Problem to solve:
The entries below are to be repeated exactly as they stand.

Data shown:
################

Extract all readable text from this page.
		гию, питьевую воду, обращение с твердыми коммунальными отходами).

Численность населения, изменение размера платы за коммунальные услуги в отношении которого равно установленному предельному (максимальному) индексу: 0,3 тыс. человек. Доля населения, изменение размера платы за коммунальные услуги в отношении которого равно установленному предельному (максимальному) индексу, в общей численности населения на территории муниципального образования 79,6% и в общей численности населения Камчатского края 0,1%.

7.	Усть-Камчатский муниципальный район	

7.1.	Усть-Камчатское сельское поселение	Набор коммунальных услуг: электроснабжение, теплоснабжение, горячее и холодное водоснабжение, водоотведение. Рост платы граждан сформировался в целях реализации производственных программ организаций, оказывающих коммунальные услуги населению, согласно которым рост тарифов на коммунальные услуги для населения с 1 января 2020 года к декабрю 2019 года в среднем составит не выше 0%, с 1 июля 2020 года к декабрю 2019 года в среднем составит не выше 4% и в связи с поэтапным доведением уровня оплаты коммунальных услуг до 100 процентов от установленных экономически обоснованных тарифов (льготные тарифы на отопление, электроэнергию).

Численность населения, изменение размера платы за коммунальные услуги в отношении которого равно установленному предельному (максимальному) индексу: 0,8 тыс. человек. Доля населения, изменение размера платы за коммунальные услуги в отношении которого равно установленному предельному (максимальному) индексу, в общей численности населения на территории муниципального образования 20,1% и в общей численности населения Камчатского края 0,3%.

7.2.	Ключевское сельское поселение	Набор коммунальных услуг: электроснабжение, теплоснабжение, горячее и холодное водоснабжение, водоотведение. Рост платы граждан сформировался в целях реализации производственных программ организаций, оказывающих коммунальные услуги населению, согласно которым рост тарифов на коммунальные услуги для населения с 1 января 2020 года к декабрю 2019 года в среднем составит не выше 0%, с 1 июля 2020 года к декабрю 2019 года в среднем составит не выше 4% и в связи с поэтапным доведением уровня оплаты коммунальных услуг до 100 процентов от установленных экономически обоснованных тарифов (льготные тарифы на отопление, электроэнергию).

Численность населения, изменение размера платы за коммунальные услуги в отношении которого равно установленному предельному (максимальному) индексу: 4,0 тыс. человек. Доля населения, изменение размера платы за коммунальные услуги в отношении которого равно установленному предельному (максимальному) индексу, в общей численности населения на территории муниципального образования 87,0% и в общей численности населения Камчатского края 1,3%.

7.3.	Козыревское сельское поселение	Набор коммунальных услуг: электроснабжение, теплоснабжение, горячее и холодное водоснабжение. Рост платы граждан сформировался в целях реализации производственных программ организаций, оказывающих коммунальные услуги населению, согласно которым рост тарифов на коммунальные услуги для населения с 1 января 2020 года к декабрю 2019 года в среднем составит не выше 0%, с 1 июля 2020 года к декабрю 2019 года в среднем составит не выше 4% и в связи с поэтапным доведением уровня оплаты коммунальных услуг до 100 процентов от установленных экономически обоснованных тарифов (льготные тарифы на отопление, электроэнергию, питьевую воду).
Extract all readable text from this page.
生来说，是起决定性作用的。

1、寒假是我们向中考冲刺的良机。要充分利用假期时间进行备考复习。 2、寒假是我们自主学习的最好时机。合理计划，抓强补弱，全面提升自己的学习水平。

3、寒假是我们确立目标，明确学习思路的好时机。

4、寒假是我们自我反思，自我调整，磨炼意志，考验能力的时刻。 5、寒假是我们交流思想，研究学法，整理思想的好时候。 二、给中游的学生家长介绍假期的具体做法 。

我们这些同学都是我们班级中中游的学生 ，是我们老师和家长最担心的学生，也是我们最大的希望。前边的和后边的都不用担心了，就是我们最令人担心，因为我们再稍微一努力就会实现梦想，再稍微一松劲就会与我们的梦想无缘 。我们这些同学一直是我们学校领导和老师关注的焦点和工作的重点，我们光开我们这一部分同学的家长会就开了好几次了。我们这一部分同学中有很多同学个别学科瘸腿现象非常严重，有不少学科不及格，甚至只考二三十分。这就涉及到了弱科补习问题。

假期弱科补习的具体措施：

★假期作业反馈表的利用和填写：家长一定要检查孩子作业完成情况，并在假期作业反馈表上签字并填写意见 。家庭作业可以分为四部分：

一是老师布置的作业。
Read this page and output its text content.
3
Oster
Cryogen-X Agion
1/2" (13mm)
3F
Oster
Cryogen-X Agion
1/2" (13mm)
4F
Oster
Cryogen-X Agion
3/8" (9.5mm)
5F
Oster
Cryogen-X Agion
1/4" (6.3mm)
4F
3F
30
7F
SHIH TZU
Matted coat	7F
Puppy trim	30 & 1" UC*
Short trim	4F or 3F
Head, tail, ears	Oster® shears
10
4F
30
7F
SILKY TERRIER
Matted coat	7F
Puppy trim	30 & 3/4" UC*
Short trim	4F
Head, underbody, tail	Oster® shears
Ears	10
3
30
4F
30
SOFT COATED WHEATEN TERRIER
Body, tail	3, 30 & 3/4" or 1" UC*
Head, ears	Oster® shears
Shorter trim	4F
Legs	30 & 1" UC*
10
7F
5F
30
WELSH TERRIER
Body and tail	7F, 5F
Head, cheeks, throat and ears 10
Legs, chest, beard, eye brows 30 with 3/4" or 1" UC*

################

Problem solution:
Extract all readable text from this page.
		гию, питьевую воду, обращение с твердыми коммунальными отходами).

Численность населения, изменение размера платы за коммунальные услуги в отношении которого равно установленному предельному (максимальному) индексу: 0,3 тыс. человек. Доля населения, изменение размера платы за коммунальные услуги в отношении которого равно установленному предельному (максимальному) индексу, в общей численности населения на территории муниципального образования 79,6% и в общей численности населения Камчатского края 0,1%.

7.	Усть-Камчатский муниципальный район	

7.1.	Усть-Камчатское сельское поселение	Набор коммунальных услуг: электроснабжение, теплоснабжение, горячее и холодное водоснабжение, водоотведение. Рост платы граждан сформировался в целях реализации производственных программ организаций, оказывающих коммунальные услуги населению, согласно которым рост тарифов на коммунальные услуги для населения с 1 января 2020 года к декабрю 2019 года в среднем составит не выше 0%, с 1 июля 2020 года к декабрю 2019 года в среднем составит не выше 4% и в связи с поэтапным доведением уровня оплаты коммунальных услуг до 100 процентов от установленных экономически обоснованных тарифов (льготные тарифы на отопление, электроэнергию).

Численность населения, изменение размера платы за коммунальные услуги в отношении которого равно установленному предельному (максимальному) индексу: 0,8 тыс. человек. Доля населения, изменение размера платы за коммунальные услуги в отношении которого равно установленному предельному (максимальному) индексу, в общей численности населения на территории муниципального образования 20,1% и в общей численности населения Камчатского края 0,3%.

7.2.	Ключевское сельское поселение	Набор коммунальных услуг: электроснабжение, теплоснабжение, горячее и холодное водоснабжение, водоотведение. Рост платы граждан сформировался в целях реализации производственных программ организаций, оказывающих коммунальные услуги населению, согласно которым рост тарифов на коммунальные услуги для населения с 1 января 2020 года к декабрю 2019 года в среднем составит не выше 0%, с 1 июля 2020 года к декабрю 2019 года в среднем составит не выше 4% и в связи с поэтапным доведением уровня оплаты коммунальных услуг до 100 процентов от установленных экономически обоснованных тарифов (льготные тарифы на отопление, электроэнергию).

Численность населения, изменение размера платы за коммунальные услуги в отношении которого равно установленному предельному (максимальному) индексу: 4,0 тыс. человек. Доля населения, изменение размера платы за коммунальные услуги в отношении которого равно установленному предельному (максимальному) индексу, в общей численности населения на территории муниципального образования 87,0% и в общей численности населения Камчатского края 1,3%.

7.3.	Козыревское сельское поселение	Набор коммунальных услуг: электроснабжение, теплоснабжение, горячее и холодное водоснабжение. Рост платы граждан сформировался в целях реализации производственных программ организаций, оказывающих коммунальные услуги населению, согласно которым рост тарифов на коммунальные услуги для населения с 1 января 2020 года к декабрю 2019 года в среднем составит не выше 0%, с 1 июля 2020 года к декабрю 2019 года в среднем составит не выше 4% и в связи с поэтапным доведением уровня оплаты коммунальных услуг до 100 процентов от установленных экономически обоснованных тарифов (льготные тарифы на отопление, электроэнергию, питьевую воду).
Extract all readable text from this page.
生来说，是起决定性作用的。

1、寒假是我们向中考冲刺的良机。要充分利用假期时间进行备考复习。 2、寒假是我们自主学习的最好时机。合理计划，抓强补弱，全面提升自己的学习水平。

3、寒假是我们确立目标，明确学习思路的好时机。

4、寒假是我们自我反思，自我调整，磨炼意志，考验能力的时刻。 5、寒假是我们交流思想，研究学法，整理思想的好时候。 二、给中游的学生家长介绍假期的具体做法 。

我们这些同学都是我们班级中中游的学生 ，是我们老师和家长最担心的学生，也是我们最大的希望。前边的和后边的都不用担心了，就是我们最令人担心，因为我们再稍微一努力就会实现梦想，再稍微一松劲就会与我们的梦想无缘 。我们这些同学一直是我们学校领导和老师关注的焦点和工作的重点，我们光开我们这一部分同学的家长会就开了好几次了。我们这一部分同学中有很多同学个别学科瘸腿现象非常严重，有不少学科不及格，甚至只考二三十分。这就涉及到了弱科补习问题。

假期弱科补习的具体措施：

★假期作业反馈表的利用和填写：家长一定要检查孩子作业完成情况，并在假期作业反馈表上签字并填写意见 。家庭作业可以分为四部分：

一是老师布置的作业。
Read this page and output its text content.
3
Oster
Cryogen-X Agion
1/2" (13mm)
3F
Oster
Cryogen-X Agion
1/2" (13mm)
4F
Oster
Cryogen-X Agion
3/8" (9.5mm)
5F
Oster
Cryogen-X Agion
1/4" (6.3mm)
4F
3F
30
7F
SHIH TZU
Matted coat	7F
Puppy trim	30 & 1" UC*
Short trim	4F or 3F
Head, tail, ears	Oster® shears
10
4F
30
7F
SILKY TERRIER
Matted coat	7F
Puppy trim	30 & 3/4" UC*
Short trim	4F
Head, underbody, tail	Oster® shears
Ears	10
3
30
4F
30
SOFT COATED WHEATEN TERRIER
Body, tail	3, 30 & 3/4" or 1" UC*
Head, ears	Oster® shears
Shorter trim	4F
Legs	30 & 1" UC*
10
7F
5F
30
WELSH TERRIER
Body and tail	7F, 5F
Head, cheeks, throat and ears 10
Legs, chest, beard, eye brows 30 with 3/4" or 1" UC*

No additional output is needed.